## WRITTEN PROBLEM
Extract every line that contains the word "Vorjahr".

Extracts from a graphics dataset:
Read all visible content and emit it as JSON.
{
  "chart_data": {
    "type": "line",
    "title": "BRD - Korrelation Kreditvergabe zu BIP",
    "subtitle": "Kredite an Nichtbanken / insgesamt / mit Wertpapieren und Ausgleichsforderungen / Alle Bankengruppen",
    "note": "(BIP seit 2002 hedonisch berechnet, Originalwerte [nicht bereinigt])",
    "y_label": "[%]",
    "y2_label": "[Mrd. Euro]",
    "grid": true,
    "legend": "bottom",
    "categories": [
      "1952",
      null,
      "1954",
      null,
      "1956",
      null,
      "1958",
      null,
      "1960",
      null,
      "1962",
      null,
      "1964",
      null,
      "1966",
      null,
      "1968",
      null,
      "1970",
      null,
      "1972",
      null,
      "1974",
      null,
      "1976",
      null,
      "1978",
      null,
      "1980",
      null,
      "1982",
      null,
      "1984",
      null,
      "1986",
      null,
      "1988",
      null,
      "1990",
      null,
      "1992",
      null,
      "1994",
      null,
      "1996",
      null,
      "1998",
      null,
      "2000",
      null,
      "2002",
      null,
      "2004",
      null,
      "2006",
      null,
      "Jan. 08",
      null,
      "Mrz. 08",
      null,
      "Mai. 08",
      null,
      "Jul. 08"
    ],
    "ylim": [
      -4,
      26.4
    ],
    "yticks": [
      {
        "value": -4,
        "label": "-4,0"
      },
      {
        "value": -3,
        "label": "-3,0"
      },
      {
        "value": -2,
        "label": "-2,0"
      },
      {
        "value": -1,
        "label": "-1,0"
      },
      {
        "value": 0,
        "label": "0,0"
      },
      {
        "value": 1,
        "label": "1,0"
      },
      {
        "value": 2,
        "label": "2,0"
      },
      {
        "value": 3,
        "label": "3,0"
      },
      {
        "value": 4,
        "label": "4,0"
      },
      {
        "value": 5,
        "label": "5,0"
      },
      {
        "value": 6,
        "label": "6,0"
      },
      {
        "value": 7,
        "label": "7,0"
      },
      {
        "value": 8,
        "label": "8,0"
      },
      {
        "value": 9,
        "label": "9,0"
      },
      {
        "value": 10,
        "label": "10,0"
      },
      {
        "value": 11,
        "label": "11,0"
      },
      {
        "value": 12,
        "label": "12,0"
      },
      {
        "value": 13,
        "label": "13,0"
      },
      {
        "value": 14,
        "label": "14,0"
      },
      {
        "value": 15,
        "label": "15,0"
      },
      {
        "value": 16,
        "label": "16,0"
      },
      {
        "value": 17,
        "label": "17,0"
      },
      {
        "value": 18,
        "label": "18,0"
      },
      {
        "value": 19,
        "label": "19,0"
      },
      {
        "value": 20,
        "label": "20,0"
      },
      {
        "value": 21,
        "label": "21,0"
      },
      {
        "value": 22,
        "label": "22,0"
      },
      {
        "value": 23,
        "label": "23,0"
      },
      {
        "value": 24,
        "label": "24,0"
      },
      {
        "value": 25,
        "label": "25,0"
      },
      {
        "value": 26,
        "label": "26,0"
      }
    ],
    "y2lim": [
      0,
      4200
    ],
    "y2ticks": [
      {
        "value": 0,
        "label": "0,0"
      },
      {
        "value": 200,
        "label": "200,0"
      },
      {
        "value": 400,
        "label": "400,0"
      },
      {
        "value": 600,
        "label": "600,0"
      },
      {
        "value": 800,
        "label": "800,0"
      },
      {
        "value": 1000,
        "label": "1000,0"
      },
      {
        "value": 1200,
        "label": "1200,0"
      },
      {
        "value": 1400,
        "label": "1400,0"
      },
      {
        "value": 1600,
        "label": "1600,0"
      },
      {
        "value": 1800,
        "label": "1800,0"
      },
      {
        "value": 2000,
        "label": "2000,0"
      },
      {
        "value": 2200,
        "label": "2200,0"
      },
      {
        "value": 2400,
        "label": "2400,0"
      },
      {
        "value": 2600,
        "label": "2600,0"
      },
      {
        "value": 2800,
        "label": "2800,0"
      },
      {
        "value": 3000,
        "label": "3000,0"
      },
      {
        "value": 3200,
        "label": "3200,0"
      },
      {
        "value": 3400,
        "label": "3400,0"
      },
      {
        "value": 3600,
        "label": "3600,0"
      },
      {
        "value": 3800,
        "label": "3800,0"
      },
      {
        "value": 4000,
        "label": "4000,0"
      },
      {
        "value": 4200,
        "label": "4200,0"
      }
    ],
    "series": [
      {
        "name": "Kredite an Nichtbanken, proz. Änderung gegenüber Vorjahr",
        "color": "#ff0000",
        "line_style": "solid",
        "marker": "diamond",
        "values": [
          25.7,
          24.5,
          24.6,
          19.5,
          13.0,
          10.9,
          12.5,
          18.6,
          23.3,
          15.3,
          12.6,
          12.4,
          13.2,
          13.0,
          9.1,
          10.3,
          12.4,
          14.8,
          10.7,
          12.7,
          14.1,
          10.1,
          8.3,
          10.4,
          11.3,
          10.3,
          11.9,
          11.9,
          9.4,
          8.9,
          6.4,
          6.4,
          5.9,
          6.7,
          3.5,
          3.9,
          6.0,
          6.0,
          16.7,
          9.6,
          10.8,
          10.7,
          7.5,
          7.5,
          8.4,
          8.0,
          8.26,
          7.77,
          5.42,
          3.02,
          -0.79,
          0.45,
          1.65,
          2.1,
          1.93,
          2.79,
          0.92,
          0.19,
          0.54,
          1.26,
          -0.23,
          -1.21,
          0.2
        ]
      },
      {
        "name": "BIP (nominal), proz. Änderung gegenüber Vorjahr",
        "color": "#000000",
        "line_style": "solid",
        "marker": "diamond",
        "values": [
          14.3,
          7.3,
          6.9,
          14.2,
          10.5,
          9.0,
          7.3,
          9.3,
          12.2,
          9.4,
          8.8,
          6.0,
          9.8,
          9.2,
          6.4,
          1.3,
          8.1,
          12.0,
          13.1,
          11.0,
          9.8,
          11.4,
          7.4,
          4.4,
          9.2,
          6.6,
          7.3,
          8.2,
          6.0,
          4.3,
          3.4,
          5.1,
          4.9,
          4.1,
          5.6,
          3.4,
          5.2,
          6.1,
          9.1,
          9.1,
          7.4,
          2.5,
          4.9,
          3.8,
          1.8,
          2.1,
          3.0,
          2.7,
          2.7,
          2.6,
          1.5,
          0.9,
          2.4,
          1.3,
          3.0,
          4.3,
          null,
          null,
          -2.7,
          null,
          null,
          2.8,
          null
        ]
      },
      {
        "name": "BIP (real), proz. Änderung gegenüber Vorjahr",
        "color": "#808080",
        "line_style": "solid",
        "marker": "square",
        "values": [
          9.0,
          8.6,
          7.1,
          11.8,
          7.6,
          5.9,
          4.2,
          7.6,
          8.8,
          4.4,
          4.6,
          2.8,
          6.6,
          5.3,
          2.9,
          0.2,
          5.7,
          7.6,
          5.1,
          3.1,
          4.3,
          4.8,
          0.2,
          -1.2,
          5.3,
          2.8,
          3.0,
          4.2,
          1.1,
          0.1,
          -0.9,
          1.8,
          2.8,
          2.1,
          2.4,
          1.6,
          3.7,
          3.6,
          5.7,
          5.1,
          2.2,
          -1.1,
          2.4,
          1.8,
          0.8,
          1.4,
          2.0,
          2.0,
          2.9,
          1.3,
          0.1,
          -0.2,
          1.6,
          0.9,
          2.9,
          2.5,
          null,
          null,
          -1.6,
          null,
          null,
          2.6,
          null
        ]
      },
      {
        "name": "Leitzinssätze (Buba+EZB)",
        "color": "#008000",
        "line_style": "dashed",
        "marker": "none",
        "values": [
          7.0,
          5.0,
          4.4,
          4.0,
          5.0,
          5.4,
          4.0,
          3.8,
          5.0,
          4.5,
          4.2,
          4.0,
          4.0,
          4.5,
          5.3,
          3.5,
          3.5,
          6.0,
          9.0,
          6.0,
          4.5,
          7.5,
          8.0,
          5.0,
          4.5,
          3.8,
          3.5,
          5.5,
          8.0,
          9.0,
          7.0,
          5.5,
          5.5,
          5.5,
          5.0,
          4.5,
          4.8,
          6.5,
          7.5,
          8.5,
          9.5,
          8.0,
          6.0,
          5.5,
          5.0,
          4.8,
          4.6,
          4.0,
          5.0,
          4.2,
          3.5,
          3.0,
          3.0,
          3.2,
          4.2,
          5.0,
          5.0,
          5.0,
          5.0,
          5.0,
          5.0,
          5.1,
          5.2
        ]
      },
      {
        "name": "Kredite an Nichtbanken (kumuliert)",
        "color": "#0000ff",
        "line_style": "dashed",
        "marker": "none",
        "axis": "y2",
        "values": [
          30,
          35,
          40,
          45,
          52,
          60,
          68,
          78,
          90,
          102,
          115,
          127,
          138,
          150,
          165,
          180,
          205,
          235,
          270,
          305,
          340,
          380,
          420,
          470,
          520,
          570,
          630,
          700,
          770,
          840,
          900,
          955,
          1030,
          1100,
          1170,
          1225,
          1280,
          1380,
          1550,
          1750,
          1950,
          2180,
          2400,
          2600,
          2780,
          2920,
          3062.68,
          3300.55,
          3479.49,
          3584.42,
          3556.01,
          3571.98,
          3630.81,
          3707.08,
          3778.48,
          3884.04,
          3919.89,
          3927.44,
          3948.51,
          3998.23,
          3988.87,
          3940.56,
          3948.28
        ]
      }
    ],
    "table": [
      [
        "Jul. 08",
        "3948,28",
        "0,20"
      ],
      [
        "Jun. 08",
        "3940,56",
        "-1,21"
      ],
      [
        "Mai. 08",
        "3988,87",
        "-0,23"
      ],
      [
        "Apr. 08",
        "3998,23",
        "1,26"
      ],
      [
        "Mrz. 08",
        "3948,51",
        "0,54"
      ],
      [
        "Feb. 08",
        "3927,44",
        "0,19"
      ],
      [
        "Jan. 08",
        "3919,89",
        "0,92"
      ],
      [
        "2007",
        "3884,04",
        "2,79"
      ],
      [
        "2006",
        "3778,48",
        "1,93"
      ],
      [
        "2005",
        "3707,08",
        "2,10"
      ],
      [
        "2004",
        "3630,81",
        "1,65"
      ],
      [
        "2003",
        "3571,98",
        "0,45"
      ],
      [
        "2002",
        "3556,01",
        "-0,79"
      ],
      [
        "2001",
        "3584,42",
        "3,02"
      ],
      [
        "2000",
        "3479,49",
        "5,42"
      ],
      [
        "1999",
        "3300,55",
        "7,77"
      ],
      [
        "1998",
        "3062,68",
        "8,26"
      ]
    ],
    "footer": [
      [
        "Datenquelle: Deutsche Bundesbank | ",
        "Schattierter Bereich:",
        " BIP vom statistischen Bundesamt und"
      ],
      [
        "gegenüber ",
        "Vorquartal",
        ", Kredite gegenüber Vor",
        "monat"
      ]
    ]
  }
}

## ANSWER FOR THIS EXERCISE
        "name": "Kredite an Nichtbanken, proz. Änderung gegenüber Vorjahr",
        "name": "BIP (nominal), proz. Änderung gegenüber Vorjahr",
        "name": "BIP (real), proz. Änderung gegenüber Vorjahr",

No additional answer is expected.